### [Requirement]
Without copying any picture, return all lines below exactly.

======== Data for this task

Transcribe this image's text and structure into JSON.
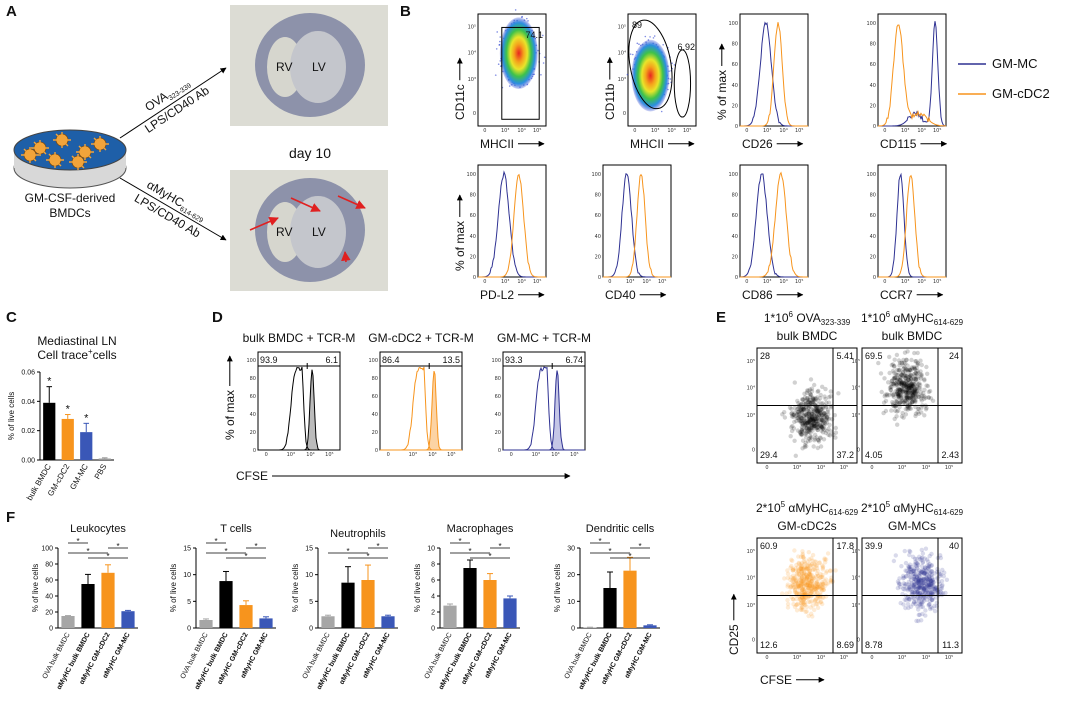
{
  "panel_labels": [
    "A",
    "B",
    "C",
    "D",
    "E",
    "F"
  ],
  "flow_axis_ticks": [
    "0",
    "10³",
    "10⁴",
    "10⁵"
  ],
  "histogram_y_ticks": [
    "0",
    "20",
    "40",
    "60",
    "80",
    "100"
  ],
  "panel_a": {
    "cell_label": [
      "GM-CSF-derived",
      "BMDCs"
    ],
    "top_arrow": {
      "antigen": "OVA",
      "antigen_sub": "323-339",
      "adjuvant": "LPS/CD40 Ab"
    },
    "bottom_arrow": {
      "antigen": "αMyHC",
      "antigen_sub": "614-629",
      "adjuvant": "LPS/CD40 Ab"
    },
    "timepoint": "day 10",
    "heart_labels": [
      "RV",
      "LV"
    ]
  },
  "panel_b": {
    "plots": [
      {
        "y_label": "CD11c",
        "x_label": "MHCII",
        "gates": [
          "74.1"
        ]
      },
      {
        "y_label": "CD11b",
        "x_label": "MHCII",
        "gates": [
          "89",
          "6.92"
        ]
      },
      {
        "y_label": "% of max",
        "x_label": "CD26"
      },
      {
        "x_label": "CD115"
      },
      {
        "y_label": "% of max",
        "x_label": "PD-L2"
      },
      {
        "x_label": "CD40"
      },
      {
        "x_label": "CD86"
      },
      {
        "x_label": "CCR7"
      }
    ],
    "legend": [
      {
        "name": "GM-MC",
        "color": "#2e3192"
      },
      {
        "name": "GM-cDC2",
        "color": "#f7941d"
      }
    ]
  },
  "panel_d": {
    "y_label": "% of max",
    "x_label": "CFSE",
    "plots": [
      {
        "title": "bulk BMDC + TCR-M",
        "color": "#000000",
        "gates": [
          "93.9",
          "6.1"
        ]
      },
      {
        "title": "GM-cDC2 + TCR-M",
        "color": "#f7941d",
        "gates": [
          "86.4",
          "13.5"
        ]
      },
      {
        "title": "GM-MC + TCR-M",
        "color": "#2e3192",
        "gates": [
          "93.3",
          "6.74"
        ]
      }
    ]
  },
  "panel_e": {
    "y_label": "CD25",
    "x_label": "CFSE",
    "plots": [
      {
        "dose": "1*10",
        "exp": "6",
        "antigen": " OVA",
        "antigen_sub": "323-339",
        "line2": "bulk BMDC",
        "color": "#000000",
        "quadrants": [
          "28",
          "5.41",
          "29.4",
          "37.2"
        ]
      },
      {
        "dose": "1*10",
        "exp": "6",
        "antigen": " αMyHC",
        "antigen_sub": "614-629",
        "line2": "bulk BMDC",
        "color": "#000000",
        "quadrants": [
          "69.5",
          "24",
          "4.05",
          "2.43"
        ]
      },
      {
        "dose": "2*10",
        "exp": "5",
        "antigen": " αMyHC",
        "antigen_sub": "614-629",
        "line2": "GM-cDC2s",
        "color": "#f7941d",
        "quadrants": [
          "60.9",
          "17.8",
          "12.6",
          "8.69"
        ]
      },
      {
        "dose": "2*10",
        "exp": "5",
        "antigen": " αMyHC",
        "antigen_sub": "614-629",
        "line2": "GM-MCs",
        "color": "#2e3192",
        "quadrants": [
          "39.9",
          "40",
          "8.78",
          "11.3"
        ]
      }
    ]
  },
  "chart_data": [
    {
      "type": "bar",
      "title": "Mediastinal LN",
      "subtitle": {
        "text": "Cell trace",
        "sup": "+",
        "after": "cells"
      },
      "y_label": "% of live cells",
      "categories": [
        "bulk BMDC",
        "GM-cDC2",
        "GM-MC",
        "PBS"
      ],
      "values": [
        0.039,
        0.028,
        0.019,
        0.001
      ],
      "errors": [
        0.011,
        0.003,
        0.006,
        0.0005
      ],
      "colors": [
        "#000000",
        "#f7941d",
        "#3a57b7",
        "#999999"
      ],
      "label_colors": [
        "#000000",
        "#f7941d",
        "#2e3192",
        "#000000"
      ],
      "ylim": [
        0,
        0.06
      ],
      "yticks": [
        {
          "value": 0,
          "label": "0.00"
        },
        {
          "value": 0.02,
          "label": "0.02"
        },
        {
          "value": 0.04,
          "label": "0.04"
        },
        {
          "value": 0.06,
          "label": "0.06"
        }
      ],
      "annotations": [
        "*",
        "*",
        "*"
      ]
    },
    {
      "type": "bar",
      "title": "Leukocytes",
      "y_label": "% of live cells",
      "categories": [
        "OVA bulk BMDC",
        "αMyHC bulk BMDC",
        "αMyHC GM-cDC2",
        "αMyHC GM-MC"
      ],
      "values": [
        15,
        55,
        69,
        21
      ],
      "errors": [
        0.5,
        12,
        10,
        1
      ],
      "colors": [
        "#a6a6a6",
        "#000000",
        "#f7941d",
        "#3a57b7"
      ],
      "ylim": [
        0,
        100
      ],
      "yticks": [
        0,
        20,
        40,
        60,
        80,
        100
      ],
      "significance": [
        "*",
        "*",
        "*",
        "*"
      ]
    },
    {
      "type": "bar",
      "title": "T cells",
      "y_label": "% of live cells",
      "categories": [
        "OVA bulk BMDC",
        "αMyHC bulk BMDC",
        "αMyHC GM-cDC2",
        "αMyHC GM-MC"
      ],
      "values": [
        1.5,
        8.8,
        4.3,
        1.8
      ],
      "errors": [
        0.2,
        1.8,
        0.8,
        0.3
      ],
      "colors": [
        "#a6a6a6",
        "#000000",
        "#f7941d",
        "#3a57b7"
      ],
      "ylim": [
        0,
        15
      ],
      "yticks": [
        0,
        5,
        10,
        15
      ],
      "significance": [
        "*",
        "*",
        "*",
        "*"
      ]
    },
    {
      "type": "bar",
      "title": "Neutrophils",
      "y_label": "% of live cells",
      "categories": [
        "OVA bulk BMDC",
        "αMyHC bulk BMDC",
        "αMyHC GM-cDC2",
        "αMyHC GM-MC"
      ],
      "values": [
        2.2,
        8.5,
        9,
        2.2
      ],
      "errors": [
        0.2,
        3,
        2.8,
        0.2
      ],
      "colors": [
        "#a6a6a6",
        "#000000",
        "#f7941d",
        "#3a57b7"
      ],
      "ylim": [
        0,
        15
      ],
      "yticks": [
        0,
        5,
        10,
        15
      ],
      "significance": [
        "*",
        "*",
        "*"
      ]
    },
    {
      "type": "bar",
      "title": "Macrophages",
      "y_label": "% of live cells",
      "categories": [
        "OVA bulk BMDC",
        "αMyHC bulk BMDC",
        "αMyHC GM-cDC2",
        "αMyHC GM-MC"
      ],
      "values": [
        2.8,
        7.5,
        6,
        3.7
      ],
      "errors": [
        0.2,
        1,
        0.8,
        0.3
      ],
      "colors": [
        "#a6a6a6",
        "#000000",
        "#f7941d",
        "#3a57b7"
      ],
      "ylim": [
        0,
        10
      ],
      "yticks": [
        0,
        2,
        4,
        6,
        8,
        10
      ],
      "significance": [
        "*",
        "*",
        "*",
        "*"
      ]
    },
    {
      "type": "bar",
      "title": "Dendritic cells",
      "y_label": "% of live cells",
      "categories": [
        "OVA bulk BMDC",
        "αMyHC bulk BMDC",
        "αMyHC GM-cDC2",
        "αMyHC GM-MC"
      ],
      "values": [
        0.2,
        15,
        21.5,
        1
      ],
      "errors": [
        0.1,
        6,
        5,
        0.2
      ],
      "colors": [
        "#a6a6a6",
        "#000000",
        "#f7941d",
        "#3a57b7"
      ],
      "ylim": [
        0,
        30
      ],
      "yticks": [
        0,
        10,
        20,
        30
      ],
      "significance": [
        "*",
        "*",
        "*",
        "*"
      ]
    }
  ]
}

================

### [Response to this task]
Transcribe this image's text and structure into JSON.
{
  "panel_labels": [
    "A",
    "B",
    "C",
    "D",
    "E",
    "F"
  ],
  "flow_axis_ticks": [
    "0",
    "10³",
    "10⁴",
    "10⁵"
  ],
  "histogram_y_ticks": [
    "0",
    "20",
    "40",
    "60",
    "80",
    "100"
  ],
  "panel_a": {
    "cell_label": [
      "GM-CSF-derived",
      "BMDCs"
    ],
    "top_arrow": {
      "antigen": "OVA",
      "antigen_sub": "323-339",
      "adjuvant": "LPS/CD40 Ab"
    },
    "bottom_arrow": {
      "antigen": "αMyHC",
      "antigen_sub": "614-629",
      "adjuvant": "LPS/CD40 Ab"
    },
    "timepoint": "day 10",
    "heart_labels": [
      "RV",
      "LV"
    ]
  },
  "panel_b": {
    "plots": [
      {
        "y_label": "CD11c",
        "x_label": "MHCII",
        "gates": [
          "74.1"
        ]
      },
      {
        "y_label": "CD11b",
        "x_label": "MHCII",
        "gates": [
          "89",
          "6.92"
        ]
      },
      {
        "y_label": "% of max",
        "x_label": "CD26"
      },
      {
        "x_label": "CD115"
      },
      {
        "y_label": "% of max",
        "x_label": "PD-L2"
      },
      {
        "x_label": "CD40"
      },
      {
        "x_label": "CD86"
      },
      {
        "x_label": "CCR7"
      }
    ],
    "legend": [
      {
        "name": "GM-MC",
        "color": "#2e3192"
      },
      {
        "name": "GM-cDC2",
        "color": "#f7941d"
      }
    ]
  },
  "panel_d": {
    "y_label": "% of max",
    "x_label": "CFSE",
    "plots": [
      {
        "title": "bulk BMDC + TCR-M",
        "color": "#000000",
        "gates": [
          "93.9",
          "6.1"
        ]
      },
      {
        "title": "GM-cDC2 + TCR-M",
        "color": "#f7941d",
        "gates": [
          "86.4",
          "13.5"
        ]
      },
      {
        "title": "GM-MC + TCR-M",
        "color": "#2e3192",
        "gates": [
          "93.3",
          "6.74"
        ]
      }
    ]
  },
  "panel_e": {
    "y_label": "CD25",
    "x_label": "CFSE",
    "plots": [
      {
        "dose": "1*10",
        "exp": "6",
        "antigen": " OVA",
        "antigen_sub": "323-339",
        "line2": "bulk BMDC",
        "color": "#000000",
        "quadrants": [
          "28",
          "5.41",
          "29.4",
          "37.2"
        ]
      },
      {
        "dose": "1*10",
        "exp": "6",
        "antigen": " αMyHC",
        "antigen_sub": "614-629",
        "line2": "bulk BMDC",
        "color": "#000000",
        "quadrants": [
          "69.5",
          "24",
          "4.05",
          "2.43"
        ]
      },
      {
        "dose": "2*10",
        "exp": "5",
        "antigen": " αMyHC",
        "antigen_sub": "614-629",
        "line2": "GM-cDC2s",
        "color": "#f7941d",
        "quadrants": [
          "60.9",
          "17.8",
          "12.6",
          "8.69"
        ]
      },
      {
        "dose": "2*10",
        "exp": "5",
        "antigen": " αMyHC",
        "antigen_sub": "614-629",
        "line2": "GM-MCs",
        "color": "#2e3192",
        "quadrants": [
          "39.9",
          "40",
          "8.78",
          "11.3"
        ]
      }
    ]
  },
  "chart_data": [
    {
      "type": "bar",
      "title": "Mediastinal LN",
      "subtitle": {
        "text": "Cell trace",
        "sup": "+",
        "after": "cells"
      },
      "y_label": "% of live cells",
      "categories": [
        "bulk BMDC",
        "GM-cDC2",
        "GM-MC",
        "PBS"
      ],
      "values": [
        0.039,
        0.028,
        0.019,
        0.001
      ],
      "errors": [
        0.011,
        0.003,
        0.006,
        0.0005
      ],
      "colors": [
        "#000000",
        "#f7941d",
        "#3a57b7",
        "#999999"
      ],
      "label_colors": [
        "#000000",
        "#f7941d",
        "#2e3192",
        "#000000"
      ],
      "ylim": [
        0,
        0.06
      ],
      "yticks": [
        {
          "value": 0,
          "label": "0.00"
        },
        {
          "value": 0.02,
          "label": "0.02"
        },
        {
          "value": 0.04,
          "label": "0.04"
        },
        {
          "value": 0.06,
          "label": "0.06"
        }
      ],
      "annotations": [
        "*",
        "*",
        "*"
      ]
    },
    {
      "type": "bar",
      "title": "Leukocytes",
      "y_label": "% of live cells",
      "categories": [
        "OVA bulk BMDC",
        "αMyHC bulk BMDC",
        "αMyHC GM-cDC2",
        "αMyHC GM-MC"
      ],
      "values": [
        15,
        55,
        69,
        21
      ],
      "errors": [
        0.5,
        12,
        10,
        1
      ],
      "colors": [
        "#a6a6a6",
        "#000000",
        "#f7941d",
        "#3a57b7"
      ],
      "ylim": [
        0,
        100
      ],
      "yticks": [
        0,
        20,
        40,
        60,
        80,
        100
      ],
      "significance": [
        "*",
        "*",
        "*",
        "*"
      ]
    },
    {
      "type": "bar",
      "title": "T cells",
      "y_label": "% of live cells",
      "categories": [
        "OVA bulk BMDC",
        "αMyHC bulk BMDC",
        "αMyHC GM-cDC2",
        "αMyHC GM-MC"
      ],
      "values": [
        1.5,
        8.8,
        4.3,
        1.8
      ],
      "errors": [
        0.2,
        1.8,
        0.8,
        0.3
      ],
      "colors": [
        "#a6a6a6",
        "#000000",
        "#f7941d",
        "#3a57b7"
      ],
      "ylim": [
        0,
        15
      ],
      "yticks": [
        0,
        5,
        10,
        15
      ],
      "significance": [
        "*",
        "*",
        "*",
        "*"
      ]
    },
    {
      "type": "bar",
      "title": "Neutrophils",
      "y_label": "% of live cells",
      "categories": [
        "OVA bulk BMDC",
        "αMyHC bulk BMDC",
        "αMyHC GM-cDC2",
        "αMyHC GM-MC"
      ],
      "values": [
        2.2,
        8.5,
        9,
        2.2
      ],
      "errors": [
        0.2,
        3,
        2.8,
        0.2
      ],
      "colors": [
        "#a6a6a6",
        "#000000",
        "#f7941d",
        "#3a57b7"
      ],
      "ylim": [
        0,
        15
      ],
      "yticks": [
        0,
        5,
        10,
        15
      ],
      "significance": [
        "*",
        "*",
        "*"
      ]
    },
    {
      "type": "bar",
      "title": "Macrophages",
      "y_label": "% of live cells",
      "categories": [
        "OVA bulk BMDC",
        "αMyHC bulk BMDC",
        "αMyHC GM-cDC2",
        "αMyHC GM-MC"
      ],
      "values": [
        2.8,
        7.5,
        6,
        3.7
      ],
      "errors": [
        0.2,
        1,
        0.8,
        0.3
      ],
      "colors": [
        "#a6a6a6",
        "#000000",
        "#f7941d",
        "#3a57b7"
      ],
      "ylim": [
        0,
        10
      ],
      "yticks": [
        0,
        2,
        4,
        6,
        8,
        10
      ],
      "significance": [
        "*",
        "*",
        "*",
        "*"
      ]
    },
    {
      "type": "bar",
      "title": "Dendritic cells",
      "y_label": "% of live cells",
      "categories": [
        "OVA bulk BMDC",
        "αMyHC bulk BMDC",
        "αMyHC GM-cDC2",
        "αMyHC GM-MC"
      ],
      "values": [
        0.2,
        15,
        21.5,
        1
      ],
      "errors": [
        0.1,
        6,
        5,
        0.2
      ],
      "colors": [
        "#a6a6a6",
        "#000000",
        "#f7941d",
        "#3a57b7"
      ],
      "ylim": [
        0,
        30
      ],
      "yticks": [
        0,
        10,
        20,
        30
      ],
      "significance": [
        "*",
        "*",
        "*",
        "*"
      ]
    }
  ]
}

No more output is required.